Short problem → Locate each line containing the string "games" and copy it out.

>>>

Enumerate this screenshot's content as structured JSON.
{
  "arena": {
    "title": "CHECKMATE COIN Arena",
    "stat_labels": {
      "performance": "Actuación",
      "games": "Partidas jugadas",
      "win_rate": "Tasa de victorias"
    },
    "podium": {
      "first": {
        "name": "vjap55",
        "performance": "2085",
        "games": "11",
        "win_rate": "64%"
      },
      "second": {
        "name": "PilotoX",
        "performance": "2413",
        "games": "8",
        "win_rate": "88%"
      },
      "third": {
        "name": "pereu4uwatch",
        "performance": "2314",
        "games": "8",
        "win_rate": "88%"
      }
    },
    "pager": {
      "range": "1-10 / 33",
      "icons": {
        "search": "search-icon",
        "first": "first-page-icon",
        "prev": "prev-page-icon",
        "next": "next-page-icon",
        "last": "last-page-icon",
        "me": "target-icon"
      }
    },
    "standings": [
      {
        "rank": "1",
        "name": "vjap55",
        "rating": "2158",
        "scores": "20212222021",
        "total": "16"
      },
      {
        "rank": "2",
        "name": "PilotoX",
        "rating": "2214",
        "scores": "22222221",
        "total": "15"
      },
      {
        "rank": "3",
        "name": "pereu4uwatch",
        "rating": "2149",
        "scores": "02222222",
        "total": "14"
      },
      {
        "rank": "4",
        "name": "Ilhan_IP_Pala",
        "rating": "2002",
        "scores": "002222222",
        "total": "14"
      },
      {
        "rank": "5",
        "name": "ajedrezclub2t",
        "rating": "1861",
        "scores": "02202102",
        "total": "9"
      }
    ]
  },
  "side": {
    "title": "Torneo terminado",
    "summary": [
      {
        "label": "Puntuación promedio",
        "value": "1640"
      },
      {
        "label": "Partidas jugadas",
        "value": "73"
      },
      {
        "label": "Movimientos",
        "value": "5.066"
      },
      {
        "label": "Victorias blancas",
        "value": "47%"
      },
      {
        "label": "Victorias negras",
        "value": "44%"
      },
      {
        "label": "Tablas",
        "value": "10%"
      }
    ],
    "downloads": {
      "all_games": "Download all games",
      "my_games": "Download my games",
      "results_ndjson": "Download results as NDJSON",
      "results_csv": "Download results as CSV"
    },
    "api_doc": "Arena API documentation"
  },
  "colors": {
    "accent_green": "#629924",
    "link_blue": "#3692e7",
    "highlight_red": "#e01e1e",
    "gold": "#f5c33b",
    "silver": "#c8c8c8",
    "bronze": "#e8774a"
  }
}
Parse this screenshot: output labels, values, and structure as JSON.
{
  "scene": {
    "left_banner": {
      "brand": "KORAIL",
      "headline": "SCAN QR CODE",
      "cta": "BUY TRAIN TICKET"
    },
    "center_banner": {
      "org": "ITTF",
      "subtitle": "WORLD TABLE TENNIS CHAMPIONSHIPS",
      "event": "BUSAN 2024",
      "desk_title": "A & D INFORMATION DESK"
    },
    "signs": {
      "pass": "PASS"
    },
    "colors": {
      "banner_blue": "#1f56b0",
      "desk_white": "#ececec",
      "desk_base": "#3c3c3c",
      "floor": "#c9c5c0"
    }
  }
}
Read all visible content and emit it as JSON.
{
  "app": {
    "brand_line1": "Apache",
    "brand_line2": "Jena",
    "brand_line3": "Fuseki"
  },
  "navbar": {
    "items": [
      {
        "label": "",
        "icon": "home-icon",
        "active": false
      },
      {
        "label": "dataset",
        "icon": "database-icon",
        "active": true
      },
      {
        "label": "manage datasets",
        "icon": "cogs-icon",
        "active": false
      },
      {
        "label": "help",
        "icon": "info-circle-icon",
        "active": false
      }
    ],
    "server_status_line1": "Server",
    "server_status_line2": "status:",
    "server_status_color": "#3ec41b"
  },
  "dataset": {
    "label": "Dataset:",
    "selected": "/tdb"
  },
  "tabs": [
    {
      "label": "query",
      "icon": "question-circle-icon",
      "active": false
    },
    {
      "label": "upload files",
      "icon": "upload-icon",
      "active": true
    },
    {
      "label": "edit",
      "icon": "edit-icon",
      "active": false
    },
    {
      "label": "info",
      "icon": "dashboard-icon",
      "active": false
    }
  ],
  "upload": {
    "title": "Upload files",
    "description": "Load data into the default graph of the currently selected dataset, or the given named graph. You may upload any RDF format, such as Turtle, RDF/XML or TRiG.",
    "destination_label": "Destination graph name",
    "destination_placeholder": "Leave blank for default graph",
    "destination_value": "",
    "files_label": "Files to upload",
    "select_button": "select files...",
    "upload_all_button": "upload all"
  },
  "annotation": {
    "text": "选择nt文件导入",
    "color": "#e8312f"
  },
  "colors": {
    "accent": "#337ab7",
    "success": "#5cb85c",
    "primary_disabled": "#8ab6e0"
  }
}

<<<

Solution to this exercise →
      "games": "Partidas jugadas",
        "games": "11",
        "games": "8",
        "games": "8",
      "all_games": "Download all games",
      "my_games": "Download my games",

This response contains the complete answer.